[begin Listed records]

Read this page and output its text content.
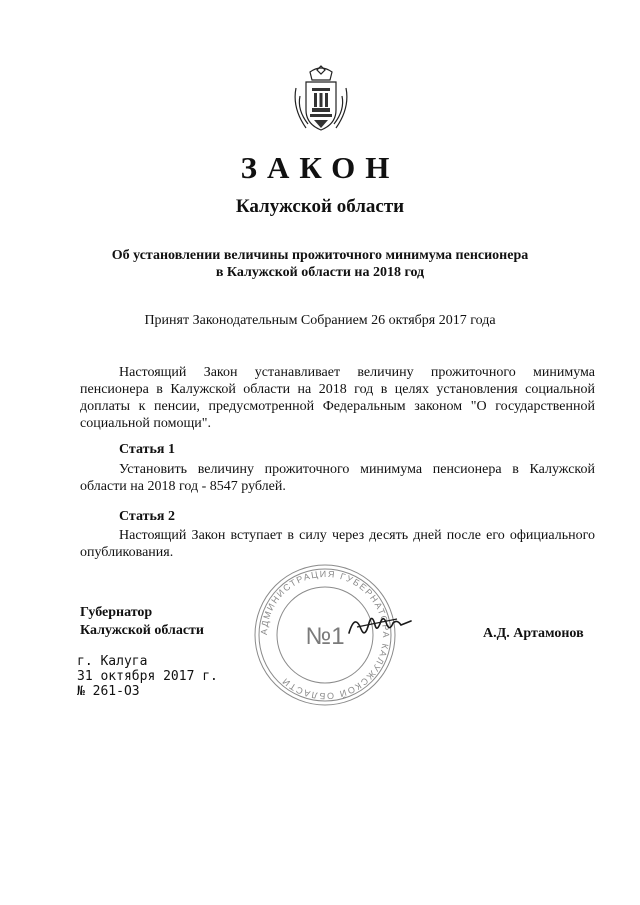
ЗАКОН
Калужской области
Об установлении величины прожиточного минимума пенсионера
в Калужской области на 2018 год
Принят Законодательным Собранием 26 октября 2017 года
Настоящий Закон устанавливает величину прожиточного минимума пенсионера в Калужской области на 2018 год в целях установления социальной доплаты к пенсии, предусмотренной Федеральным законом "О государственной социальной помощи".
Статья 1
Установить величину прожиточного минимума пенсионера в Калужской области на 2018 год - 8547 рублей.
Статья 2
Настоящий Закон вступает в силу через десять дней после его официального опубликования.
АДМИНИСТРАЦИЯ ГУБЕРНАТОРА КАЛУЖСКОЙ ОБЛАСТИ
№1
Губернатор
Калужской области	А.Д. Артамонов
г. Калуга
31 октября 2017 г.
№ 261-ОЗ
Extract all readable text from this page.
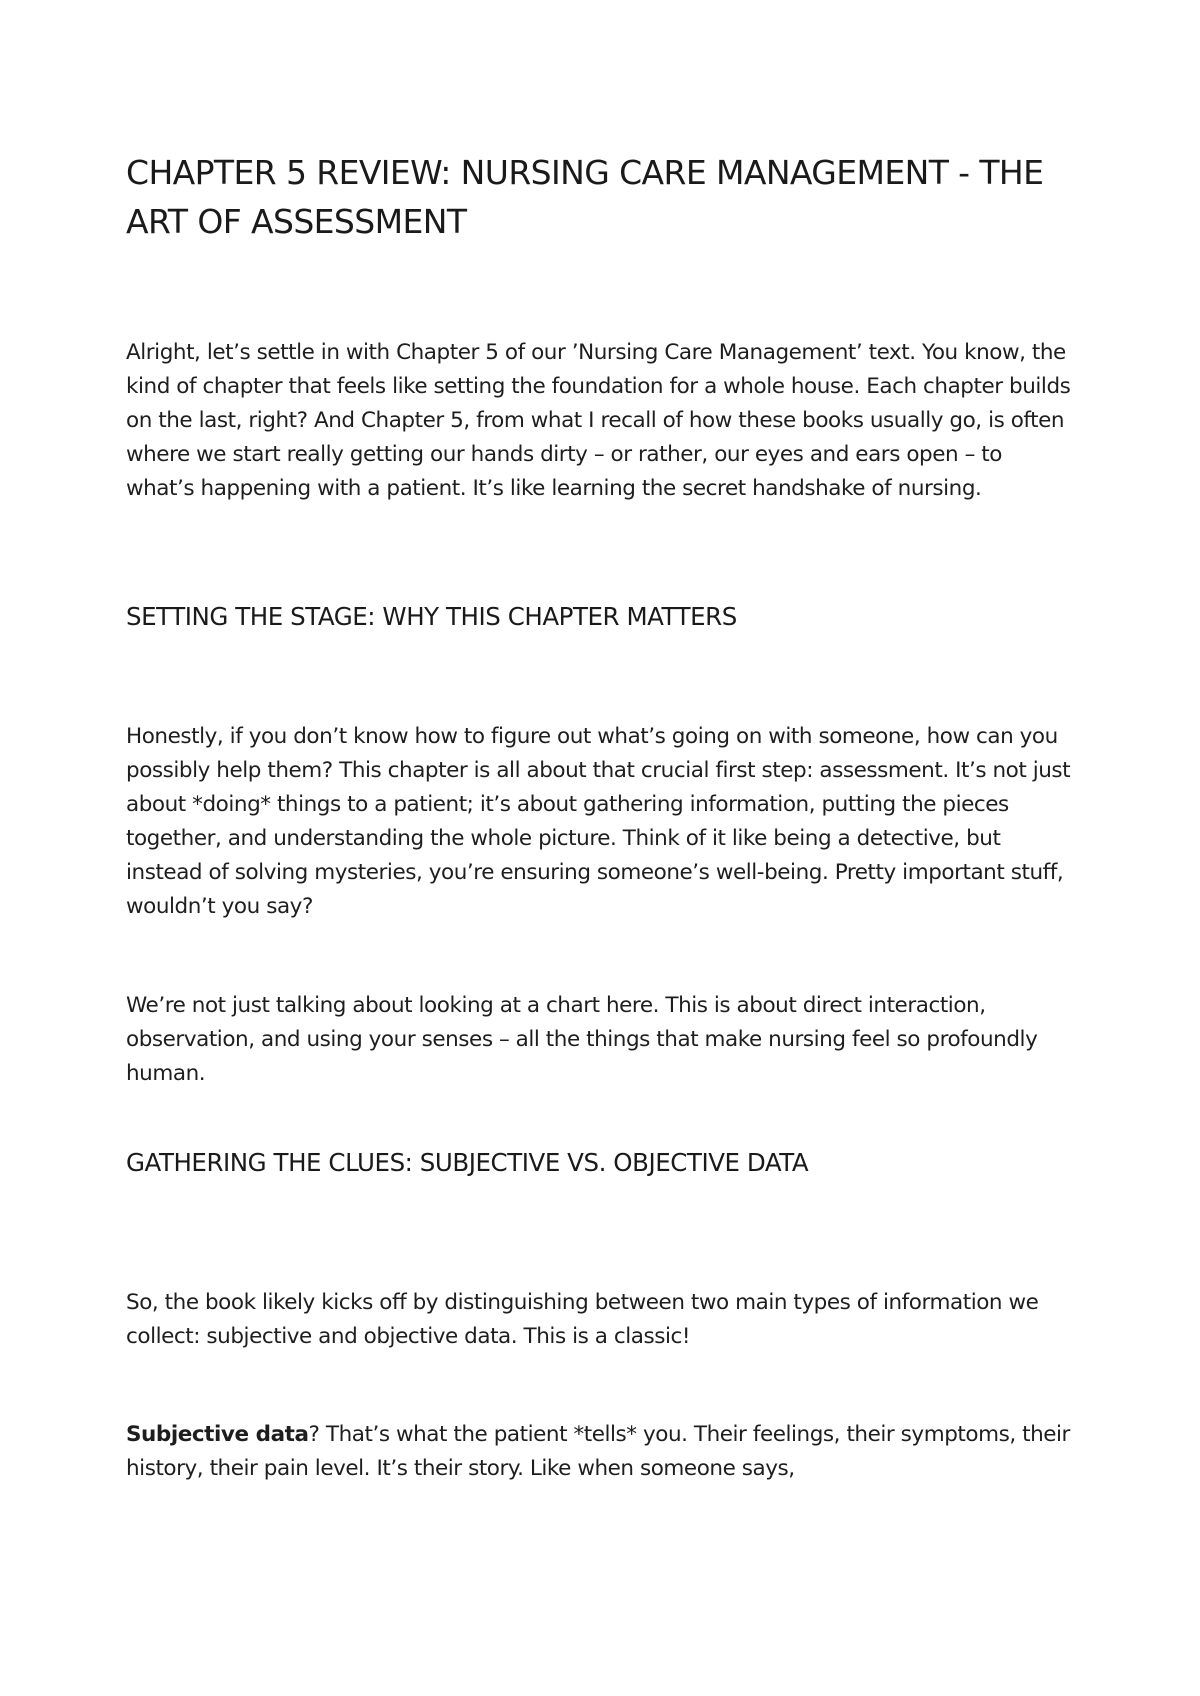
CHAPTER 5 REVIEW: NURSING CARE MANAGEMENT - THE ART OF ASSESSMENT

Alright, let’s settle in with Chapter 5 of our ’Nursing Care Management’ text. You know, the kind of chapter that feels like setting the foundation for a whole house. Each chapter builds on the last, right? And Chapter 5, from what I recall of how these books usually go, is often where we start really getting our hands dirty – or rather, our eyes and ears open – to what’s happening with a patient. It’s like learning the secret handshake of nursing.

SETTING THE STAGE: WHY THIS CHAPTER MATTERS

Honestly, if you don’t know how to figure out what’s going on with someone, how can you possibly help them? This chapter is all about that crucial first step: assessment. It’s not just about *doing* things to a patient; it’s about gathering information, putting the pieces together, and understanding the whole picture. Think of it like being a detective, but instead of solving mysteries, you’re ensuring someone’s well-being. Pretty important stuff, wouldn’t you say?

We’re not just talking about looking at a chart here. This is about direct interaction, observation, and using your senses – all the things that make nursing feel so profoundly human.

GATHERING THE CLUES: SUBJECTIVE VS. OBJECTIVE DATA

So, the book likely kicks off by distinguishing between two main types of information we collect: subjective and objective data. This is a classic!

Subjective data? That’s what the patient *tells* you. Their feelings, their symptoms, their history, their pain level. It’s their story. Like when someone says,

[end Listed records]

Problem details: Without the pictures, output the full listing exactly as it stands.

Reply to the exercise:
Read this page and output its text content.
ЗАКОН
Калужской области
Об установлении величины прожиточного минимума пенсионера
в Калужской области на 2018 год
Принят Законодательным Собранием 26 октября 2017 года
Настоящий Закон устанавливает величину прожиточного минимума пенсионера в Калужской области на 2018 год в целях установления социальной доплаты к пенсии, предусмотренной Федеральным законом "О государственной социальной помощи".
Статья 1
Установить величину прожиточного минимума пенсионера в Калужской области на 2018 год - 8547 рублей.
Статья 2
Настоящий Закон вступает в силу через десять дней после его официального опубликования.
АДМИНИСТРАЦИЯ ГУБЕРНАТОРА КАЛУЖСКОЙ ОБЛАСТИ
№1
Губернатор
Калужской области	А.Д. Артамонов
г. Калуга
31 октября 2017 г.
№ 261-ОЗ
Extract all readable text from this page.
CHAPTER 5 REVIEW: NURSING CARE MANAGEMENT - THE ART OF ASSESSMENT

Alright, let’s settle in with Chapter 5 of our ’Nursing Care Management’ text. You know, the kind of chapter that feels like setting the foundation for a whole house. Each chapter builds on the last, right? And Chapter 5, from what I recall of how these books usually go, is often where we start really getting our hands dirty – or rather, our eyes and ears open – to what’s happening with a patient. It’s like learning the secret handshake of nursing.

SETTING THE STAGE: WHY THIS CHAPTER MATTERS

Honestly, if you don’t know how to figure out what’s going on with someone, how can you possibly help them? This chapter is all about that crucial first step: assessment. It’s not just about *doing* things to a patient; it’s about gathering information, putting the pieces together, and understanding the whole picture. Think of it like being a detective, but instead of solving mysteries, you’re ensuring someone’s well-being. Pretty important stuff, wouldn’t you say?

We’re not just talking about looking at a chart here. This is about direct interaction, observation, and using your senses – all the things that make nursing feel so profoundly human.

GATHERING THE CLUES: SUBJECTIVE VS. OBJECTIVE DATA

So, the book likely kicks off by distinguishing between two main types of information we collect: subjective and objective data. This is a classic!

Subjective data? That’s what the patient *tells* you. Their feelings, their symptoms, their history, their pain level. It’s their story. Like when someone says,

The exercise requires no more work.